» **Dataset records**

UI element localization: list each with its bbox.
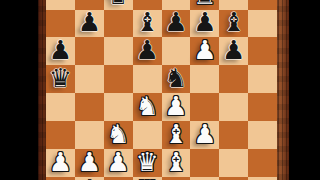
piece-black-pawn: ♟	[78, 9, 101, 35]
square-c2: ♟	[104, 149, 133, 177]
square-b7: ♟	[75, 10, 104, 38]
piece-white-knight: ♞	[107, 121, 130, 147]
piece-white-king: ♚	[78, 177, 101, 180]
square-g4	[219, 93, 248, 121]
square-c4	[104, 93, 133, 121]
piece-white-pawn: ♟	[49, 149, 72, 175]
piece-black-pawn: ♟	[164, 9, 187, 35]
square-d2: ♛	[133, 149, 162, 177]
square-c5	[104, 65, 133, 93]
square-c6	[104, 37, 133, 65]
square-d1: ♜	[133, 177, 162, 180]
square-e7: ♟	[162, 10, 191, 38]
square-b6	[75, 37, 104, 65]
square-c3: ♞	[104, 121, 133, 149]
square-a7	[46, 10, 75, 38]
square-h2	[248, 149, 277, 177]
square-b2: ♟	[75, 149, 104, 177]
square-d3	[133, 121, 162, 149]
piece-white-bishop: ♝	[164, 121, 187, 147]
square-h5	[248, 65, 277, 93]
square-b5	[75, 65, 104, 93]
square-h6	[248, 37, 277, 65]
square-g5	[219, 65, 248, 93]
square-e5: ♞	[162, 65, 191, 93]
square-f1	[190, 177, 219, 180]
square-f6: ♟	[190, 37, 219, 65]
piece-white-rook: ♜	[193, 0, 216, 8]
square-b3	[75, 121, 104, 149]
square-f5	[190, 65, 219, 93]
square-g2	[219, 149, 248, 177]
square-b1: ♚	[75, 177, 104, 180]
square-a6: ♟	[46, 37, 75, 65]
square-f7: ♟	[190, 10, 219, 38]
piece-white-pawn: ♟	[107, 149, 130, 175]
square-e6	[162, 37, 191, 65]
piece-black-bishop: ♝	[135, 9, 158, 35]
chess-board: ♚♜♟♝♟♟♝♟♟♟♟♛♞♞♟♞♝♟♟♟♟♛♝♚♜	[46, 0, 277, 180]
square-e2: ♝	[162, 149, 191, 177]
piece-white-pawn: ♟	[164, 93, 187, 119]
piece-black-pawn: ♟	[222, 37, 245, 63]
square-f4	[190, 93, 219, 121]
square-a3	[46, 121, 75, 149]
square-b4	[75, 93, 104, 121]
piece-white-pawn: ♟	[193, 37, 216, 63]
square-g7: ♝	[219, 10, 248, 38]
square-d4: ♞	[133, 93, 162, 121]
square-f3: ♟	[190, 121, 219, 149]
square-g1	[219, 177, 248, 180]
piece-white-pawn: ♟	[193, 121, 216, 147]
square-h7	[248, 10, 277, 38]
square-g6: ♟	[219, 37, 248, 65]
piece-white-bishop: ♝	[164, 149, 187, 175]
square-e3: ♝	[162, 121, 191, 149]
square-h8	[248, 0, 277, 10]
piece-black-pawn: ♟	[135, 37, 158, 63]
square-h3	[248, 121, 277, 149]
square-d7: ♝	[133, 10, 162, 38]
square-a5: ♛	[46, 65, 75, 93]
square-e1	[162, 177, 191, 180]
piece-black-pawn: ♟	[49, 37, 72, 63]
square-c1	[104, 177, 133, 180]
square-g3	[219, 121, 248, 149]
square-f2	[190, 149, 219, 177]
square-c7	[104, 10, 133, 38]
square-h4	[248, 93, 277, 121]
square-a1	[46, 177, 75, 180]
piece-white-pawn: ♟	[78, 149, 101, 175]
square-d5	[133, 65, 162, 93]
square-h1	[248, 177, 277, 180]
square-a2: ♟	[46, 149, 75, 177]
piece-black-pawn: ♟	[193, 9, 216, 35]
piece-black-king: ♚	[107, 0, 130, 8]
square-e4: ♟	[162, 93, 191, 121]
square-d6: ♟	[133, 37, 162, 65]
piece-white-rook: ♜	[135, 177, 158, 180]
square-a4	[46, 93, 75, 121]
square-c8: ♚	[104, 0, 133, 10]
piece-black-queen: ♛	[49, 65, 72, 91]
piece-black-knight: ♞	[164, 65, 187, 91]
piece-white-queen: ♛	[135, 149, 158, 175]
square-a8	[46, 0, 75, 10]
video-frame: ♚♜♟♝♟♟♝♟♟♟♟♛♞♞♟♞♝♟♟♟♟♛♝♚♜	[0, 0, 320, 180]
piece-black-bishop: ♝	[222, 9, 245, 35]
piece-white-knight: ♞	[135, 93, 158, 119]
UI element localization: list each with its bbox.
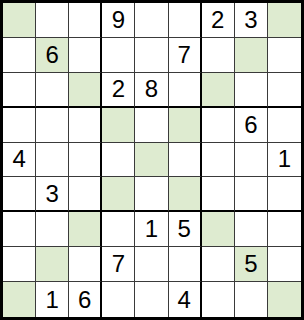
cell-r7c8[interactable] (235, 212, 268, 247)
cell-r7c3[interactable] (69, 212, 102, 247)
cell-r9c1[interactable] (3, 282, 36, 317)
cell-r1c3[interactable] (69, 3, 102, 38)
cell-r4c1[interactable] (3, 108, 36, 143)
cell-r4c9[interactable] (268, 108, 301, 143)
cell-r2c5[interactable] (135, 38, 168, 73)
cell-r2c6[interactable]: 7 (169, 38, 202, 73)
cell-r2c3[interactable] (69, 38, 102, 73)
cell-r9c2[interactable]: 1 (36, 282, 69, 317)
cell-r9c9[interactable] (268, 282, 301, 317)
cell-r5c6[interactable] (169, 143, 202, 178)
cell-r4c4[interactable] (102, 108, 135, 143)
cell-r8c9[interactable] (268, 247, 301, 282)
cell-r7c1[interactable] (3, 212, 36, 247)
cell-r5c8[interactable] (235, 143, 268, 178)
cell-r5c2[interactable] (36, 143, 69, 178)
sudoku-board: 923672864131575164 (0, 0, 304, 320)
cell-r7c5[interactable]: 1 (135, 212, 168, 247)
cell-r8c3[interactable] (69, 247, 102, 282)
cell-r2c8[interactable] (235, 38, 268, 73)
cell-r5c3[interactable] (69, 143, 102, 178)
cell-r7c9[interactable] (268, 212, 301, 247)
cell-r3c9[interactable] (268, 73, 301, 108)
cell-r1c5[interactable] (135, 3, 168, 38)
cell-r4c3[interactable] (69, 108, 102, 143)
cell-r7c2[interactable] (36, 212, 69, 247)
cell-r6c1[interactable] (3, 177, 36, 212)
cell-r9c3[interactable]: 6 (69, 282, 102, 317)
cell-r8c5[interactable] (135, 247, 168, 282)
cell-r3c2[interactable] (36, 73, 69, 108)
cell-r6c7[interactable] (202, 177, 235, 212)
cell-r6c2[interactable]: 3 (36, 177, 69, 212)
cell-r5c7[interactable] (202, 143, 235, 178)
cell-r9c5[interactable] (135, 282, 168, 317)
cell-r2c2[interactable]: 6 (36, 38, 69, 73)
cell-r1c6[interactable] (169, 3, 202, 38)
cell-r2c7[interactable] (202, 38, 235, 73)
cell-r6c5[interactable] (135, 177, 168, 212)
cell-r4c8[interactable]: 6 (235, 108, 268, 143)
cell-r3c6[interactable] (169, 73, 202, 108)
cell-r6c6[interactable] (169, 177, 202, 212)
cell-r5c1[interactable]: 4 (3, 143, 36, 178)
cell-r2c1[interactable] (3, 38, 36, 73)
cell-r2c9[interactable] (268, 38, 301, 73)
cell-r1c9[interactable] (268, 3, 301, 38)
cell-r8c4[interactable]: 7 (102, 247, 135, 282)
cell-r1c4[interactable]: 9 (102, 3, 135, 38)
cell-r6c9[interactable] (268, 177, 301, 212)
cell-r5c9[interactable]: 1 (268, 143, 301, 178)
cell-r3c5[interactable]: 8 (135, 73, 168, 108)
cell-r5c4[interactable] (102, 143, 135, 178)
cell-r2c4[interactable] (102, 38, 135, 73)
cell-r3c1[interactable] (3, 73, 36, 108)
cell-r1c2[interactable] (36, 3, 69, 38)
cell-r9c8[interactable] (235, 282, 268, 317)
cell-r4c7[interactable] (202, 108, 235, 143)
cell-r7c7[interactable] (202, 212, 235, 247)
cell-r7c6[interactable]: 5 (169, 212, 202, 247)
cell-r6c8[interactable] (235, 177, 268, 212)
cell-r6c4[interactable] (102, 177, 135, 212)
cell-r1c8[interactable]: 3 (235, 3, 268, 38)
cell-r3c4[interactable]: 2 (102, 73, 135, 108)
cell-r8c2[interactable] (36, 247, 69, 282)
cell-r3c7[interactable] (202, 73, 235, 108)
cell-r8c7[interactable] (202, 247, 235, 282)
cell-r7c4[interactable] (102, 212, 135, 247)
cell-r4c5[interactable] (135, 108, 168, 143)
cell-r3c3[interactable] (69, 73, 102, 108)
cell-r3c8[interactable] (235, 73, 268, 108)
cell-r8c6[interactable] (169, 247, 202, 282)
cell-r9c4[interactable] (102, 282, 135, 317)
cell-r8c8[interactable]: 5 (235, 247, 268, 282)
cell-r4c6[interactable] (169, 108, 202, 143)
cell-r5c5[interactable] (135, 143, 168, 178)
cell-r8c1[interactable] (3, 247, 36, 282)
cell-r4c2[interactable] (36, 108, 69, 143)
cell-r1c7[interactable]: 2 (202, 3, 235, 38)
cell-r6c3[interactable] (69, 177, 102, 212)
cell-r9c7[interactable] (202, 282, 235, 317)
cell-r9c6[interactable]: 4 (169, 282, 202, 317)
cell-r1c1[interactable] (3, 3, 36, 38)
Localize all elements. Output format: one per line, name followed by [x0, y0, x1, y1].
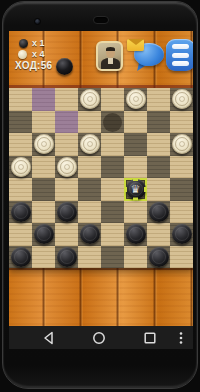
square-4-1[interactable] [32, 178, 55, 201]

» **Directive**
Copy verbatim the lines of the records from the line containing "9, 101, 35]" to the line containing "65, 219, 93]", including both of those lines.

» **Answer for this exercise**
piece-black-pawn: ♟	[78, 9, 101, 35]
square-c2: ♟	[104, 149, 133, 177]
square-b7: ♟	[75, 10, 104, 38]
piece-white-knight: ♞	[107, 121, 130, 147]
piece-white-king: ♚	[78, 177, 101, 180]
square-g4	[219, 93, 248, 121]
square-c4	[104, 93, 133, 121]
piece-white-pawn: ♟	[49, 149, 72, 175]
piece-black-pawn: ♟	[164, 9, 187, 35]
square-d2: ♛	[133, 149, 162, 177]
square-c5	[104, 65, 133, 93]
square-c6	[104, 37, 133, 65]
square-d1: ♜	[133, 177, 162, 180]
square-e7: ♟	[162, 10, 191, 38]
square-b6	[75, 37, 104, 65]
square-c3: ♞	[104, 121, 133, 149]
square-a7	[46, 10, 75, 38]
square-h2	[248, 149, 277, 177]
square-b2: ♟	[75, 149, 104, 177]
square-d3	[133, 121, 162, 149]
piece-white-bishop: ♝	[164, 121, 187, 147]
square-h5	[248, 65, 277, 93]
square-b5	[75, 65, 104, 93]
square-h6	[248, 37, 277, 65]
square-g5	[219, 65, 248, 93]
square-e5: ♞	[162, 65, 191, 93]
square-f1	[190, 177, 219, 180]
square-f6: ♟	[190, 37, 219, 65]
piece-white-rook: ♜	[193, 0, 216, 8]
square-b3	[75, 121, 104, 149]
square-f5	[190, 65, 219, 93]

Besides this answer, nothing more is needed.